*EXERCISE GOAL*: Could you find each line of the data below that contains the word "therapies" and copy those lines?

*MATERIAL PROVIDED*:
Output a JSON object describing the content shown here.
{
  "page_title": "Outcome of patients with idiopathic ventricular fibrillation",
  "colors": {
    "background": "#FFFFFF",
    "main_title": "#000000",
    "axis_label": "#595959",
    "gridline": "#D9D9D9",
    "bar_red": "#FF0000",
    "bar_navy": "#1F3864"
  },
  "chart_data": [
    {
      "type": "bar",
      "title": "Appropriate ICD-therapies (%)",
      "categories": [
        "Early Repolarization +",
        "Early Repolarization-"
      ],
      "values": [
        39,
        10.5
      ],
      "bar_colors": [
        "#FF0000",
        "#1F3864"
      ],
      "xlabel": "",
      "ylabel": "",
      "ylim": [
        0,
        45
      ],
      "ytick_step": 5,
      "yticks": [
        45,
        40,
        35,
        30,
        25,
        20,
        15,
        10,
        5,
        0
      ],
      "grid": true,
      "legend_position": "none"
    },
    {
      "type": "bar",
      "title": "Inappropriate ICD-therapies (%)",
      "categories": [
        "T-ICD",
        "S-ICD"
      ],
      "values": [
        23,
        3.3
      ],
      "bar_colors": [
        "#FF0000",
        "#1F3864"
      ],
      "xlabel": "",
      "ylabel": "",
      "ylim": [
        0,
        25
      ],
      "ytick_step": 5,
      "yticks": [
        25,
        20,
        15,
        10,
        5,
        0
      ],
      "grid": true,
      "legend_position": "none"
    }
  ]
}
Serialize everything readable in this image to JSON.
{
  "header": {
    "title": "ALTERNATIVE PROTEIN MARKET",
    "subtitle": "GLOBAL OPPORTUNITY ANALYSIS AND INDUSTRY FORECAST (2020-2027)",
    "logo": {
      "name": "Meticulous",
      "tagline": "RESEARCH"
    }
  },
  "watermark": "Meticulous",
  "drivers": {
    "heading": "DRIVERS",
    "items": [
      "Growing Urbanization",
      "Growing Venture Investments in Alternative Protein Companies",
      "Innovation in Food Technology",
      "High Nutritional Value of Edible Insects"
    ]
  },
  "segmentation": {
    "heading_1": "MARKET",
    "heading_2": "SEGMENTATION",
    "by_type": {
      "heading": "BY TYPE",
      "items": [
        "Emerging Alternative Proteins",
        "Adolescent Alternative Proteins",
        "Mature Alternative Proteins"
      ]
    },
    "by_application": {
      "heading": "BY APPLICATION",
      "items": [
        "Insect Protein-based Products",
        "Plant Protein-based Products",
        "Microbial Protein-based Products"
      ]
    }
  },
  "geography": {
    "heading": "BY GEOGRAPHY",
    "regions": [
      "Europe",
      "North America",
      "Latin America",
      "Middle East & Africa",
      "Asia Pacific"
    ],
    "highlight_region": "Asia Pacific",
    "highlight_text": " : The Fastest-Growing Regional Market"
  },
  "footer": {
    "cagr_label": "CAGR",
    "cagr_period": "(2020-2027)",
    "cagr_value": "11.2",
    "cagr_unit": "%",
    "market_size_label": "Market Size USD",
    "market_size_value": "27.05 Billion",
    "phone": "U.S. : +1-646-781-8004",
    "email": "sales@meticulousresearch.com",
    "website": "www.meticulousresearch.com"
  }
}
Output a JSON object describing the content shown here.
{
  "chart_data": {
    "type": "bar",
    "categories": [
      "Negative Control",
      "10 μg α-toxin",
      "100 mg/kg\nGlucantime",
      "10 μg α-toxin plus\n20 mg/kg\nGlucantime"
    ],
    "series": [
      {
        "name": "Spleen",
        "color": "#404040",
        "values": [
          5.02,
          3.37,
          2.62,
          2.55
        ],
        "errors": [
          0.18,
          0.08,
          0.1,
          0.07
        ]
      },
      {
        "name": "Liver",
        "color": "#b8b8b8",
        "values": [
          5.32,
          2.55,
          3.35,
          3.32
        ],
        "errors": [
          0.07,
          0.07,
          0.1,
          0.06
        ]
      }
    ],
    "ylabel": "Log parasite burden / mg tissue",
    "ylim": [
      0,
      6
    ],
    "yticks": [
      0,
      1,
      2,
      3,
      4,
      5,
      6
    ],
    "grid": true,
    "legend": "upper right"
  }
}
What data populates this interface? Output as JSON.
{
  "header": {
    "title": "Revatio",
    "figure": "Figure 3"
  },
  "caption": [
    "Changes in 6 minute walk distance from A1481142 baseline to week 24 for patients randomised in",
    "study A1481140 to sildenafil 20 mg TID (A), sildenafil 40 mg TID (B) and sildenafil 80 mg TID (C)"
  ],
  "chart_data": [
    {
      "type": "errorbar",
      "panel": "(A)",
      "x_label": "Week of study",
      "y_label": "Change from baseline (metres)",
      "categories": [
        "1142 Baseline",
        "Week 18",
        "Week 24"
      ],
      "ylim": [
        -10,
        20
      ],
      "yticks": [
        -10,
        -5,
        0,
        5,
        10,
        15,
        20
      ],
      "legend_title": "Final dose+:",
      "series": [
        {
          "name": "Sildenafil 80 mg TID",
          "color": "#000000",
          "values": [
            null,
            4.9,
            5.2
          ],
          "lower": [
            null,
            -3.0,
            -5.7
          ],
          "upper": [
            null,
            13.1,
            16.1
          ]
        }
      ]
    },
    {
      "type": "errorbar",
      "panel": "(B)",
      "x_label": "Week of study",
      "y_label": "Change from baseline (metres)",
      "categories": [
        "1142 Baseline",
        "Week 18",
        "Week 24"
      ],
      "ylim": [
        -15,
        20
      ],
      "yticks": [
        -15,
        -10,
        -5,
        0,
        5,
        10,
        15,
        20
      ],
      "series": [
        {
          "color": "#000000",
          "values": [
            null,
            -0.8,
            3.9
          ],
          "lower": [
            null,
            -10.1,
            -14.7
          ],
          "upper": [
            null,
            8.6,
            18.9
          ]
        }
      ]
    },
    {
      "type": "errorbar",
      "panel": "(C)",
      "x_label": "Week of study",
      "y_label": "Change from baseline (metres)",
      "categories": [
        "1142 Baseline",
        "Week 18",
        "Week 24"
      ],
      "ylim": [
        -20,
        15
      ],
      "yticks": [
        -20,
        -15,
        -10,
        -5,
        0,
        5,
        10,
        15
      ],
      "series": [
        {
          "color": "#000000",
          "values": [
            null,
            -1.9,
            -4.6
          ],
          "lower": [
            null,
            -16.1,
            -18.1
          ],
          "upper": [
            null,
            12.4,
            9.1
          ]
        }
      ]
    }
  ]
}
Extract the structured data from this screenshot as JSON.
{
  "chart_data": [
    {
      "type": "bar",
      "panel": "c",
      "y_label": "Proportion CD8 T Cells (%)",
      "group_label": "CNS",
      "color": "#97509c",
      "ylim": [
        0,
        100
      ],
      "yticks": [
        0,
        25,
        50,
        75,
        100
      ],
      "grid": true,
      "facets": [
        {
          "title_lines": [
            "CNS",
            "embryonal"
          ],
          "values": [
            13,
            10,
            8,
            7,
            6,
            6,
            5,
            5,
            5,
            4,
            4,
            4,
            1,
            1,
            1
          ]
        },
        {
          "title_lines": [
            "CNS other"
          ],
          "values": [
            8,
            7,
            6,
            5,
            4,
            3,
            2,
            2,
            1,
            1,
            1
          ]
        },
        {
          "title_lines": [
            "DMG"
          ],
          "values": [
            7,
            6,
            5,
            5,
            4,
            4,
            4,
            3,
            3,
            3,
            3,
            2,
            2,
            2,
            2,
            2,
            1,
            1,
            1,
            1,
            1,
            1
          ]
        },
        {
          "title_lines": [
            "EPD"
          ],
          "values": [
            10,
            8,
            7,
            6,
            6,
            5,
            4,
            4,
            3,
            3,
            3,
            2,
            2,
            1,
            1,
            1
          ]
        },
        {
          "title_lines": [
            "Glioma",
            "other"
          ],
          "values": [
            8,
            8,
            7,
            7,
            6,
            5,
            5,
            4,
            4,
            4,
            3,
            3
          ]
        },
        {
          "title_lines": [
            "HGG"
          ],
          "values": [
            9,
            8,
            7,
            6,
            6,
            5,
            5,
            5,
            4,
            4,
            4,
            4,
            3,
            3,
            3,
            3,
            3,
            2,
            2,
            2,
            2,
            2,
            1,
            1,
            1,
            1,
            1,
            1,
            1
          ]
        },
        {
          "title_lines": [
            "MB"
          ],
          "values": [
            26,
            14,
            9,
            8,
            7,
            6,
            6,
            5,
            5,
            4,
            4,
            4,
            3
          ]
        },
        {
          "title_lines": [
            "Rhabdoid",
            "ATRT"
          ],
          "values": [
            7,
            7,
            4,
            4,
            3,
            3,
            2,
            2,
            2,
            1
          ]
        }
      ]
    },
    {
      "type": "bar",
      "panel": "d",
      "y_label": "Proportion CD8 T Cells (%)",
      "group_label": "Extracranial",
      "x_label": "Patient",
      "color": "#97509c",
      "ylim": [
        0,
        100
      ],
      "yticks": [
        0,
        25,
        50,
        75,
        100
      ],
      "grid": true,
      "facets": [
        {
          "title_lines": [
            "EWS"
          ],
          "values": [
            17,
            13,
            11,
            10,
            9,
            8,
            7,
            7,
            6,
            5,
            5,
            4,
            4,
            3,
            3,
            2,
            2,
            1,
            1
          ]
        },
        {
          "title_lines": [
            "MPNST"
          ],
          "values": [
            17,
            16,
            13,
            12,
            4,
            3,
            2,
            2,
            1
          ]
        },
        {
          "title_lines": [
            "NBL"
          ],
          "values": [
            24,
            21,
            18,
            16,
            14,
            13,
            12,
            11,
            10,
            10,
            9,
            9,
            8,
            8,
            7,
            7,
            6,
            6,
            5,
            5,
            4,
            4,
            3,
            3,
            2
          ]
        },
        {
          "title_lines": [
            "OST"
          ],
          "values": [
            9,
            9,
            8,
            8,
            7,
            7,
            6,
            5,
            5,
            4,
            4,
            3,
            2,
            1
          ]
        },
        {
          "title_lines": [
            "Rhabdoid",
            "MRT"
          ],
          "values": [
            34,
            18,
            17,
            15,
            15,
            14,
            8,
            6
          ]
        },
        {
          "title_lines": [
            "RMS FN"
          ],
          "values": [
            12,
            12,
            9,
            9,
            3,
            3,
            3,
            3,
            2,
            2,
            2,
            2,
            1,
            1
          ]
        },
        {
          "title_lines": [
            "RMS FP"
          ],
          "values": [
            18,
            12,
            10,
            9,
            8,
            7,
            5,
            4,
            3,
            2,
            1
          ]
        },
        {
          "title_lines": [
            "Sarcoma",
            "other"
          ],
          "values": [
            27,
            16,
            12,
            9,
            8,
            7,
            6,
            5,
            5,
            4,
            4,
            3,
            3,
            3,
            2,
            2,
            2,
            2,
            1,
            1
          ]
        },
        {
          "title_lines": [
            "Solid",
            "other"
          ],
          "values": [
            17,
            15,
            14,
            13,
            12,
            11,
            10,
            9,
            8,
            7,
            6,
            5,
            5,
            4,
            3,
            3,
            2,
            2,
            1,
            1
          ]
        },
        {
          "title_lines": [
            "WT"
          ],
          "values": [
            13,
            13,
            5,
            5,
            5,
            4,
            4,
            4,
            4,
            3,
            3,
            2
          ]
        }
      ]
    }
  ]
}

*RESPONSE TO THIS EXERCISE*:
      "title": "Appropriate ICD-therapies (%)",
      "title": "Inappropriate ICD-therapies (%)",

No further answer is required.